## What to work on
Return all the data, word for word.

## Extracted material
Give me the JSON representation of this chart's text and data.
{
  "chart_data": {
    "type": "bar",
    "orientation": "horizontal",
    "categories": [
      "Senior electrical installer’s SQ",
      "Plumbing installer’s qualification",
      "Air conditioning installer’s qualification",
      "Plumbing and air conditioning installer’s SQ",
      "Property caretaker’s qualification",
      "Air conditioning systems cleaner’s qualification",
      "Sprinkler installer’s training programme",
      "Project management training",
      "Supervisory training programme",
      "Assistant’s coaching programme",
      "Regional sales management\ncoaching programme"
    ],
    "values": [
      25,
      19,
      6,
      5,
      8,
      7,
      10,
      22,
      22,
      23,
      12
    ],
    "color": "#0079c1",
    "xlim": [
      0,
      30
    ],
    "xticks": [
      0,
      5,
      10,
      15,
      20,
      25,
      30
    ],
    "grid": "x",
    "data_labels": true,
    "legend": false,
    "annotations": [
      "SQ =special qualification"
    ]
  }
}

## Response for this exercise
Give me the JSON representation of this chart's text and data.
{
  "chart_data": {
    "type": "bar",
    "orientation": "horizontal",
    "categories": [
      "Senior electrical installer’s SQ",
      "Plumbing installer’s qualification",
      "Air conditioning installer’s qualification",
      "Plumbing and air conditioning installer’s SQ",
      "Property caretaker’s qualification",
      "Air conditioning systems cleaner’s qualification",
      "Sprinkler installer’s training programme",
      "Project management training",
      "Supervisory training programme",
      "Assistant’s coaching programme",
      "Regional sales management\ncoaching programme"
    ],
    "values": [
      25,
      19,
      6,
      5,
      8,
      7,
      10,
      22,
      22,
      23,
      12
    ],
    "color": "#0079c1",
    "xlim": [
      0,
      30
    ],
    "xticks": [
      0,
      5,
      10,
      15,
      20,
      25,
      30
    ],
    "grid": "x",
    "data_labels": true,
    "legend": false,
    "annotations": [
      "SQ =special qualification"
    ]
  }
}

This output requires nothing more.